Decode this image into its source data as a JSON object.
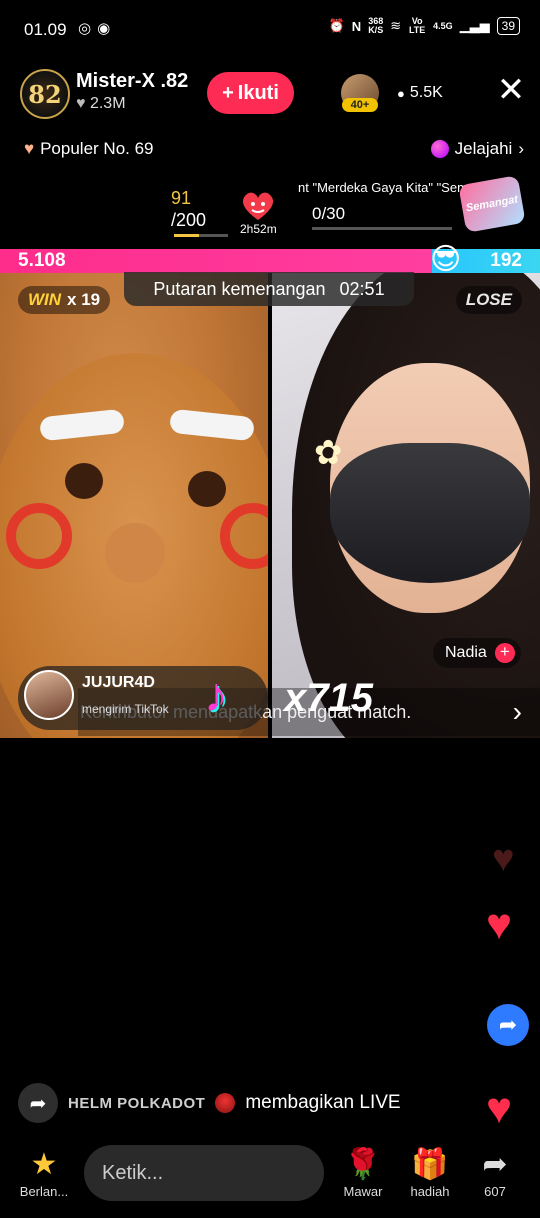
{
  "status_bar": {
    "time": "01.09",
    "net_speed": "368",
    "net_unit": "K/S",
    "volte": "Vo LTE",
    "signal": "4.5G",
    "battery": "39"
  },
  "host": {
    "avatar_text": "82",
    "name": "Mister-X .82",
    "likes": "2.3M",
    "follow_label": "Ikuti"
  },
  "viewers": {
    "badge": "40+",
    "count": "5.5K"
  },
  "popular_label": "Populer No. 69",
  "explore_label": "Jelajahi",
  "goal": {
    "current": "91",
    "total": "/200",
    "fill_fraction": 0.455,
    "timer": "2h52m",
    "marquee": "nt \"Merdeka Gaya Kita\" \"Semangat",
    "progress": "0/30",
    "sticker_text": "Semangat"
  },
  "battle": {
    "left_score": "5.108",
    "right_score": "192",
    "left_fraction": 0.8,
    "round_label": "Putaran kemenangan",
    "round_time": "02:51",
    "win_label": "WIN",
    "win_streak": "x 19",
    "lose_label": "LOSE",
    "opponent_name": "Nadia"
  },
  "gift": {
    "sender": "JUJUR4D",
    "action": "mengirim TikTok",
    "count": "x715",
    "boost_text": "Kontributor mendapatkan penguat match."
  },
  "share_notice": {
    "user": "HELM POLKADOT",
    "text": "membagikan LIVE"
  },
  "bottom_bar": {
    "star_label": "Berlan...",
    "comment_placeholder": "Ketik...",
    "rose_label": "Mawar",
    "gift_label": "hadiah",
    "share_count": "607"
  },
  "colors": {
    "accent": "#fe2c55",
    "battle_left": "#fe2c8b",
    "battle_right": "#29c6ff",
    "win_gold": "#ffd23c"
  },
  "icons": [
    "instagram-icon",
    "chrome-icon",
    "alarm-icon",
    "nfc-icon",
    "wifi-icon",
    "signal-icon",
    "battery-icon",
    "heart-icon",
    "person-icon",
    "close-icon",
    "chevron-right-icon",
    "share-icon",
    "rose-icon",
    "gift-icon",
    "star-icon"
  ]
}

===============

Written request: Do not include the images; transcribe the rest of the listing exactly.

Solution to this task:
Decode this image into its source data as a JSON object.
{
  "status_bar": {
    "time": "01.09",
    "net_speed": "368",
    "net_unit": "K/S",
    "volte": "Vo LTE",
    "signal": "4.5G",
    "battery": "39"
  },
  "host": {
    "avatar_text": "82",
    "name": "Mister-X .82",
    "likes": "2.3M",
    "follow_label": "Ikuti"
  },
  "viewers": {
    "badge": "40+",
    "count": "5.5K"
  },
  "popular_label": "Populer No. 69",
  "explore_label": "Jelajahi",
  "goal": {
    "current": "91",
    "total": "/200",
    "fill_fraction": 0.455,
    "timer": "2h52m",
    "marquee": "nt \"Merdeka Gaya Kita\" \"Semangat",
    "progress": "0/30",
    "sticker_text": "Semangat"
  },
  "battle": {
    "left_score": "5.108",
    "right_score": "192",
    "left_fraction": 0.8,
    "round_label": "Putaran kemenangan",
    "round_time": "02:51",
    "win_label": "WIN",
    "win_streak": "x 19",
    "lose_label": "LOSE",
    "opponent_name": "Nadia"
  },
  "gift": {
    "sender": "JUJUR4D",
    "action": "mengirim TikTok",
    "count": "x715",
    "boost_text": "Kontributor mendapatkan penguat match."
  },
  "share_notice": {
    "user": "HELM POLKADOT",
    "text": "membagikan LIVE"
  },
  "bottom_bar": {
    "star_label": "Berlan...",
    "comment_placeholder": "Ketik...",
    "rose_label": "Mawar",
    "gift_label": "hadiah",
    "share_count": "607"
  },
  "colors": {
    "accent": "#fe2c55",
    "battle_left": "#fe2c8b",
    "battle_right": "#29c6ff",
    "win_gold": "#ffd23c"
  },
  "icons": [
    "instagram-icon",
    "chrome-icon",
    "alarm-icon",
    "nfc-icon",
    "wifi-icon",
    "signal-icon",
    "battery-icon",
    "heart-icon",
    "person-icon",
    "close-icon",
    "chevron-right-icon",
    "share-icon",
    "rose-icon",
    "gift-icon",
    "star-icon"
  ]
}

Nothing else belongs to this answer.